Work required: Every line must be returned precisely as it is written.

===============

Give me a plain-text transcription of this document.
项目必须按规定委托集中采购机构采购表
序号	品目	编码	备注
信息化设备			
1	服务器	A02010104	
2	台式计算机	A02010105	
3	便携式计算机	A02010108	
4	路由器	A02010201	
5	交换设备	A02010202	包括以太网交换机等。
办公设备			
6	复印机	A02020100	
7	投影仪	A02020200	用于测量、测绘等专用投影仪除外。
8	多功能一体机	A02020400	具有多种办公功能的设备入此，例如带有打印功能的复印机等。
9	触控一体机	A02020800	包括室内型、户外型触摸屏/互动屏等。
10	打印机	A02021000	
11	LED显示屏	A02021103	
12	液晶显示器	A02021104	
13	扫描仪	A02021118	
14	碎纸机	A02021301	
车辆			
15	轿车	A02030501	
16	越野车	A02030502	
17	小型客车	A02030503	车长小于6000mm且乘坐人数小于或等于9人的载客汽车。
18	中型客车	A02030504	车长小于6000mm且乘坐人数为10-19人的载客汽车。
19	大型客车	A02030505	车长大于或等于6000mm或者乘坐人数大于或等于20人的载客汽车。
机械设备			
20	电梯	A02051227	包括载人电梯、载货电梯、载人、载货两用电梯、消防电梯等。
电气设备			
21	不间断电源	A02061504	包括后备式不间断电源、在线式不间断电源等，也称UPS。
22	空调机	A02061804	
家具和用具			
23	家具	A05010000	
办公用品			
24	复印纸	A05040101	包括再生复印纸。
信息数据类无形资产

===============

Answer to the exercise:
Give me a plain-text transcription of this document.
项目必须按规定委托集中采购机构采购表
序号	品目	编码	备注
信息化设备			
1	服务器	A02010104	
2	台式计算机	A02010105	
3	便携式计算机	A02010108	
4	路由器	A02010201	
5	交换设备	A02010202	包括以太网交换机等。
办公设备			
6	复印机	A02020100	
7	投影仪	A02020200	用于测量、测绘等专用投影仪除外。
8	多功能一体机	A02020400	具有多种办公功能的设备入此，例如带有打印功能的复印机等。
9	触控一体机	A02020800	包括室内型、户外型触摸屏/互动屏等。
10	打印机	A02021000	
11	LED显示屏	A02021103	
12	液晶显示器	A02021104	
13	扫描仪	A02021118	
14	碎纸机	A02021301	
车辆			
15	轿车	A02030501	
16	越野车	A02030502	
17	小型客车	A02030503	车长小于6000mm且乘坐人数小于或等于9人的载客汽车。
18	中型客车	A02030504	车长小于6000mm且乘坐人数为10-19人的载客汽车。
19	大型客车	A02030505	车长大于或等于6000mm或者乘坐人数大于或等于20人的载客汽车。
机械设备			
20	电梯	A02051227	包括载人电梯、载货电梯、载人、载货两用电梯、消防电梯等。
电气设备			
21	不间断电源	A02061504	包括后备式不间断电源、在线式不间断电源等，也称UPS。
22	空调机	A02061804	
家具和用具			
23	家具	A05010000	
办公用品			
24	复印纸	A05040101	包括再生复印纸。
信息数据类无形资产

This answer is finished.